## Task directions:
Collect from the data below each line with "label".

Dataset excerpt
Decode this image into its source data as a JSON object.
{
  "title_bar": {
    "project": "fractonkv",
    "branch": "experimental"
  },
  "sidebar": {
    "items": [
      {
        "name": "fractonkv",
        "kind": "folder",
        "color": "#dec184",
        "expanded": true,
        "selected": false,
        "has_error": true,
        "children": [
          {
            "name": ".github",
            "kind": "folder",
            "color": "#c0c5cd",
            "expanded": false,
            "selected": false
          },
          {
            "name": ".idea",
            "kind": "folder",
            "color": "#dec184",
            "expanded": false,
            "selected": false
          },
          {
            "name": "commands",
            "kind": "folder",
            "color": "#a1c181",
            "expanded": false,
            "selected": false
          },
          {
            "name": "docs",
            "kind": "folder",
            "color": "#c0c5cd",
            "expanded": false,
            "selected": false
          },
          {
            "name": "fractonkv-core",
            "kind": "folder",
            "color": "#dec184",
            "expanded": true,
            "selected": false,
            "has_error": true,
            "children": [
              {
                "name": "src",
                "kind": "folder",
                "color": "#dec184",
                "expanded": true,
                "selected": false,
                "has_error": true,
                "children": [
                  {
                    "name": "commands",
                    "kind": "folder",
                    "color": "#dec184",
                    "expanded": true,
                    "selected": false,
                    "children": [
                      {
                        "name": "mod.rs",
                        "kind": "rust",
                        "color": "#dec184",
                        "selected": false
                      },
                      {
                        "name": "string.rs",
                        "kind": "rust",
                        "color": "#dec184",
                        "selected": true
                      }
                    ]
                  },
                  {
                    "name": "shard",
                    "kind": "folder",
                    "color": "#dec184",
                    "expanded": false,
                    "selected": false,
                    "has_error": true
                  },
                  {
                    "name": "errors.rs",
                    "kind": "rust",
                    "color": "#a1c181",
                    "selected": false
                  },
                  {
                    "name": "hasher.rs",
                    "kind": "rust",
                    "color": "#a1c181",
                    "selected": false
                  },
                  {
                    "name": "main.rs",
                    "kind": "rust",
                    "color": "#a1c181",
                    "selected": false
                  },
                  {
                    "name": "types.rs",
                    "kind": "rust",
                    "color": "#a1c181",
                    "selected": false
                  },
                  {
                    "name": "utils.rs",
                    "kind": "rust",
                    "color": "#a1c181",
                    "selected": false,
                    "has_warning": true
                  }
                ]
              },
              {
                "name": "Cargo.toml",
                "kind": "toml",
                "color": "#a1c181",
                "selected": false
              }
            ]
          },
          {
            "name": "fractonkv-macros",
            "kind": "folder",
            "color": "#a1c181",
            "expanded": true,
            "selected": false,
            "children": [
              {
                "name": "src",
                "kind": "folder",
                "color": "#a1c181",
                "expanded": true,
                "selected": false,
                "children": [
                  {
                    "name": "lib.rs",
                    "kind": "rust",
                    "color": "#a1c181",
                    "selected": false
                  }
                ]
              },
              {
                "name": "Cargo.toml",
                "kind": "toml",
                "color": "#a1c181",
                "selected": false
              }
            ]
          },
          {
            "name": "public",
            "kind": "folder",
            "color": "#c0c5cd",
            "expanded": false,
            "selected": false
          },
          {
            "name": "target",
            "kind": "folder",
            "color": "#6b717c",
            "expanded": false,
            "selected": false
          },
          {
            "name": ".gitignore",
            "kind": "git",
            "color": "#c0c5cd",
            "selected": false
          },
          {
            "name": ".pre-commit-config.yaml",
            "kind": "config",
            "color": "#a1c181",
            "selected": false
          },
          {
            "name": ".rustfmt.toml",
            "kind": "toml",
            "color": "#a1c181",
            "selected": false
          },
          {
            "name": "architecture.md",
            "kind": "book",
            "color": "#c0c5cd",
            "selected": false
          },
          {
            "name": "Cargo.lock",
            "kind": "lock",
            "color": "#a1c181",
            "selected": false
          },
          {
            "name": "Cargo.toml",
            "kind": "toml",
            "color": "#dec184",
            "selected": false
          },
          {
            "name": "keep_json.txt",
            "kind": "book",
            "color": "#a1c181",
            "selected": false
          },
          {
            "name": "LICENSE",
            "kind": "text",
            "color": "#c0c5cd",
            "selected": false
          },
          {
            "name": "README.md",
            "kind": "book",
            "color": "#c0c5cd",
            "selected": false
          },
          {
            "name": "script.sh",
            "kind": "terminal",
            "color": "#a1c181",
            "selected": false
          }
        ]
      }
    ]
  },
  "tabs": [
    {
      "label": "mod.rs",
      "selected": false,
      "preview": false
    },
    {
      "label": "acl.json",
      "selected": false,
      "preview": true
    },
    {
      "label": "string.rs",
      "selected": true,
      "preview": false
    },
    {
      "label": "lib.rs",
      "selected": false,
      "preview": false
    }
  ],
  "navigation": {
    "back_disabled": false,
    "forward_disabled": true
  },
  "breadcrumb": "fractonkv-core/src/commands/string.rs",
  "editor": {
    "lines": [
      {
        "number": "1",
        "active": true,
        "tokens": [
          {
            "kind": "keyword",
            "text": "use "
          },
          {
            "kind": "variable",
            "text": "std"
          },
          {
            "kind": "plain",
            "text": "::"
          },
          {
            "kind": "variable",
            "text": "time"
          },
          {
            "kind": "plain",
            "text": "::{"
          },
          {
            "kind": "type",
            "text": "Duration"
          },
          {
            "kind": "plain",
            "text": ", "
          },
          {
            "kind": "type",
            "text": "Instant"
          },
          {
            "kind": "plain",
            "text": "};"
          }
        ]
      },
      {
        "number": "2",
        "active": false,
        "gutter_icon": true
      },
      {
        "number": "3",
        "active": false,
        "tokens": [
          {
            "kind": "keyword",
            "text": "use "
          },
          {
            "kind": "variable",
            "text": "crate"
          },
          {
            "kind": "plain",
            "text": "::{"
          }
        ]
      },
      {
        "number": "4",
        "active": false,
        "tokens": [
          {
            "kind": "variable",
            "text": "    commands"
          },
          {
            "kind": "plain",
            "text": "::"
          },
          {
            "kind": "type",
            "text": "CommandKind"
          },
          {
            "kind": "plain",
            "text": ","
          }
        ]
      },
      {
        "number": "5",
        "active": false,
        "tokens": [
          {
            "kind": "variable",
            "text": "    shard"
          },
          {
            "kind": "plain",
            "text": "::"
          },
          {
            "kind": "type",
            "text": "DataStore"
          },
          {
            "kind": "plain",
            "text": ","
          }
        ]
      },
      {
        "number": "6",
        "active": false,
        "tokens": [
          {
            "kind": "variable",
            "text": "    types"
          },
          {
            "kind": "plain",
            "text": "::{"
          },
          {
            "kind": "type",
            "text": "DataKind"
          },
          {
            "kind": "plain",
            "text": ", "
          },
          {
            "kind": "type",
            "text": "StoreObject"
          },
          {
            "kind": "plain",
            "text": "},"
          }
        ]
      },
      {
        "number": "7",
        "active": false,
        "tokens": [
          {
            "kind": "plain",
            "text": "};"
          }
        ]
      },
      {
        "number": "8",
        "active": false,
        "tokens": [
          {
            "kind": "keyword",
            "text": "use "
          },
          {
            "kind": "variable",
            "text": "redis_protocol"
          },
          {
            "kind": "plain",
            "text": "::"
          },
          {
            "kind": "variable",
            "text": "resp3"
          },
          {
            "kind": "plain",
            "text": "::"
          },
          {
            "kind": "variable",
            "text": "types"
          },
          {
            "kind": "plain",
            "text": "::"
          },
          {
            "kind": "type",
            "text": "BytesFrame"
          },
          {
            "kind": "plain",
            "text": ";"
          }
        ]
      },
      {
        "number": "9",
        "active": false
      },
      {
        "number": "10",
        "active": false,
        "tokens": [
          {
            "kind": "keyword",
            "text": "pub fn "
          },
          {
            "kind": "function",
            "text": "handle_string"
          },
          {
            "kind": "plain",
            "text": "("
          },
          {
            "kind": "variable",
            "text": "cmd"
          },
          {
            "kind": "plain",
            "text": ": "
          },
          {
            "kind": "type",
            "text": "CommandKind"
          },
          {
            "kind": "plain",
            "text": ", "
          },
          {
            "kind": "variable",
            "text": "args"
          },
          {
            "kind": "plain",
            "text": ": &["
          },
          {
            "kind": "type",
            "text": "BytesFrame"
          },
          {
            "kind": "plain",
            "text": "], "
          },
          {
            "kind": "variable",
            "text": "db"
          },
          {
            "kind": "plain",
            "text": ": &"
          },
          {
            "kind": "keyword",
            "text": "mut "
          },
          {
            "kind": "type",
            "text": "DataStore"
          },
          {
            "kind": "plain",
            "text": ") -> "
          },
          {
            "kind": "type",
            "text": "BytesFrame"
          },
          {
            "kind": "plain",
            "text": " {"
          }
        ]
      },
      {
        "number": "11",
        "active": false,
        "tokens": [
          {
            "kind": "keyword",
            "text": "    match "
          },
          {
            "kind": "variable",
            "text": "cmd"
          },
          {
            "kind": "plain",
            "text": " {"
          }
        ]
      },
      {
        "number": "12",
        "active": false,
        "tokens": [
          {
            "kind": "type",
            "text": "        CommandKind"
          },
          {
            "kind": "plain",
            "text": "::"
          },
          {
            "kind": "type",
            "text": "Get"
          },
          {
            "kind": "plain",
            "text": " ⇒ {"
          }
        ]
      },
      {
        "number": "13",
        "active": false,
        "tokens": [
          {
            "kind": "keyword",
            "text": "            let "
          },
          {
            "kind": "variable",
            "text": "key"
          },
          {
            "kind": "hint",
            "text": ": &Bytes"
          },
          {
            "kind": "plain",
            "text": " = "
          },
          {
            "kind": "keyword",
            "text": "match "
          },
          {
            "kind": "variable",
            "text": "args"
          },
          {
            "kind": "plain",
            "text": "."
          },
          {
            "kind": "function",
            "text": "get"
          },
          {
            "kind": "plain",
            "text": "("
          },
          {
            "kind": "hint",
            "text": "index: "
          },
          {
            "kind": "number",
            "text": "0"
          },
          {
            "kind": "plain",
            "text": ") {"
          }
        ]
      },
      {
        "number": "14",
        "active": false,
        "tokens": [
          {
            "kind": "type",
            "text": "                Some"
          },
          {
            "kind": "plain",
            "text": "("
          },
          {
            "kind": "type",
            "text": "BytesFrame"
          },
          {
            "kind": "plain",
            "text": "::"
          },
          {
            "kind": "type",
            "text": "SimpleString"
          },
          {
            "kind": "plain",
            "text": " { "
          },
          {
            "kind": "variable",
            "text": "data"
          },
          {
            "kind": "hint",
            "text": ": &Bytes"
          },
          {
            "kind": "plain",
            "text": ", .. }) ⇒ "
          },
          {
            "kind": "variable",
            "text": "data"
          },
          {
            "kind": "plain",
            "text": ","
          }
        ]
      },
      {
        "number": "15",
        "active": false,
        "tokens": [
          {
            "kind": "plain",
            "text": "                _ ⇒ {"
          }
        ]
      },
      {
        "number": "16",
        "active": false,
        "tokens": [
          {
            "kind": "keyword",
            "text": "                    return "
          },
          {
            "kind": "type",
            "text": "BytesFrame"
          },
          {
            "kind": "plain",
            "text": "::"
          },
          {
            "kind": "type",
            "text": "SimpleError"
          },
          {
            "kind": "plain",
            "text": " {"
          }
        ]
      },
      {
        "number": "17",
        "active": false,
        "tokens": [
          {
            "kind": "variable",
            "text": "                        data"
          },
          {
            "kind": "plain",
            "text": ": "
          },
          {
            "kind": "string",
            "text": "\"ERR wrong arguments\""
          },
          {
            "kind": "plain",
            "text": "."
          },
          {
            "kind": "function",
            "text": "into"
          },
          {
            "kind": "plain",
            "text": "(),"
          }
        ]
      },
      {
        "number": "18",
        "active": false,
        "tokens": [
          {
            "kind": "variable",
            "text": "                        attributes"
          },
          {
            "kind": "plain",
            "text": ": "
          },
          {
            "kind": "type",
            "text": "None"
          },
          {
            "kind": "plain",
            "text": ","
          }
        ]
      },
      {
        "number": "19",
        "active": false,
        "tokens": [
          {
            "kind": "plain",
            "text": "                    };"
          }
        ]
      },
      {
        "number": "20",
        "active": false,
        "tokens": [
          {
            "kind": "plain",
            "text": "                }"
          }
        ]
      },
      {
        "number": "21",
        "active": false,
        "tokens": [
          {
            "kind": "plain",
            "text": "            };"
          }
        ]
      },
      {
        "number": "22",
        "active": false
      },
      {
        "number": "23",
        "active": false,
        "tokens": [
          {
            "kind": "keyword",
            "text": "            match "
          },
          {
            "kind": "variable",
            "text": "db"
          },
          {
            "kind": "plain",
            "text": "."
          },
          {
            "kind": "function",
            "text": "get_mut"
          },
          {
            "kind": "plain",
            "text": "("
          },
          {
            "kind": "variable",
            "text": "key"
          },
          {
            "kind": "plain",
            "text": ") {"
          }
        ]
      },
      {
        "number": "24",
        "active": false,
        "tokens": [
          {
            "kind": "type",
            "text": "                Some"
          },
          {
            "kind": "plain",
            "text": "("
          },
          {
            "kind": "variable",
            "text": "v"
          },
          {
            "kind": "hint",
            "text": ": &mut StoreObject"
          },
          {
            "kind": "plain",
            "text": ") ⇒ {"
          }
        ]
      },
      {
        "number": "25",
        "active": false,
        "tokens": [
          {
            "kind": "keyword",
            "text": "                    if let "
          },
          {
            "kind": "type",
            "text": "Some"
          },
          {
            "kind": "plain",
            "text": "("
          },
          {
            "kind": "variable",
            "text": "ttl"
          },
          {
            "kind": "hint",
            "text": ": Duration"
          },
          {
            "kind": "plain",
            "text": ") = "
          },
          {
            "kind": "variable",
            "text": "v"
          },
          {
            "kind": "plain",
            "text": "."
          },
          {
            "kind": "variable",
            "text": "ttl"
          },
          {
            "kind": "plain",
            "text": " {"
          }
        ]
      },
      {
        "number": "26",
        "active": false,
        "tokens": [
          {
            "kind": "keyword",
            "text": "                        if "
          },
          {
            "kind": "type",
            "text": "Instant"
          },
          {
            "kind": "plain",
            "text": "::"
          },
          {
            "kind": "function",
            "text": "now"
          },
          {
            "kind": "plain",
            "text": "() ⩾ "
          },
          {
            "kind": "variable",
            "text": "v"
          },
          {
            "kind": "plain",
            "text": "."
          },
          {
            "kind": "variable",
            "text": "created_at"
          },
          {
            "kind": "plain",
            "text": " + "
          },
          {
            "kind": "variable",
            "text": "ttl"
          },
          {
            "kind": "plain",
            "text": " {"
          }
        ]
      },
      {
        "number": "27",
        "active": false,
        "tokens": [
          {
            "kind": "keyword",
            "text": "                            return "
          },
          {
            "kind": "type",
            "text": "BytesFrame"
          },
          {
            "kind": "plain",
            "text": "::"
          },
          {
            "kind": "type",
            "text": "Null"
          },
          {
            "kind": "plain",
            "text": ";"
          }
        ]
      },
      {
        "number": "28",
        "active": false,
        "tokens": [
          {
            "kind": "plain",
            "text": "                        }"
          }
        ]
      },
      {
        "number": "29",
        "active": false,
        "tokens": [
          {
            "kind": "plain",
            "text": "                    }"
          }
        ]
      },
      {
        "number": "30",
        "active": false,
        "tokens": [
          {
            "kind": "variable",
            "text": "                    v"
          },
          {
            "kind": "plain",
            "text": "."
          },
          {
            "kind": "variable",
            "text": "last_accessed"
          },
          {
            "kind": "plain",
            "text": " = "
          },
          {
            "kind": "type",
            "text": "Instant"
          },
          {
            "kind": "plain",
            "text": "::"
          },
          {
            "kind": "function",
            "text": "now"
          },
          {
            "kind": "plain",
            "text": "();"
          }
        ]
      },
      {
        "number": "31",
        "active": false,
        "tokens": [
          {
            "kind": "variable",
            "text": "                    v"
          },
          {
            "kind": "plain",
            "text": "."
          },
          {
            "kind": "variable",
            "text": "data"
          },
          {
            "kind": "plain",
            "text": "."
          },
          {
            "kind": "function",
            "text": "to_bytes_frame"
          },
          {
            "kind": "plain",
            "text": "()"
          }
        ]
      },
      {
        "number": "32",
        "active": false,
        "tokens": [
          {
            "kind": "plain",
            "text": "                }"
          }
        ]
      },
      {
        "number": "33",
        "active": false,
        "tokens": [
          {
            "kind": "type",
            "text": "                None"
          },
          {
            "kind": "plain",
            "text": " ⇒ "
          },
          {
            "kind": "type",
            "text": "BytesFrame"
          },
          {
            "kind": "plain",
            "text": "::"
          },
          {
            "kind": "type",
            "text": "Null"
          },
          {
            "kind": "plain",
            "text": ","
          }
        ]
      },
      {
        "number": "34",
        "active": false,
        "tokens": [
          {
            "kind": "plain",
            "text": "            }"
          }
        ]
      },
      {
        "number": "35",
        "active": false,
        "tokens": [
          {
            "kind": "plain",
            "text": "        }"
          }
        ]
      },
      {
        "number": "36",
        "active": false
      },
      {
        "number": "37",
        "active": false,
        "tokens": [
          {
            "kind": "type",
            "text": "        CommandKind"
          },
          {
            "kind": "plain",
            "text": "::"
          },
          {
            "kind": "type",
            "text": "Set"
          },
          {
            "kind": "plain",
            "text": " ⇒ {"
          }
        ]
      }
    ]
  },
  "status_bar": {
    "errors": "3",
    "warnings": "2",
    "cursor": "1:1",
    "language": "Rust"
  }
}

## The result:
      "label": "mod.rs",
      "label": "acl.json",
      "label": "string.rs",
      "label": "lib.rs",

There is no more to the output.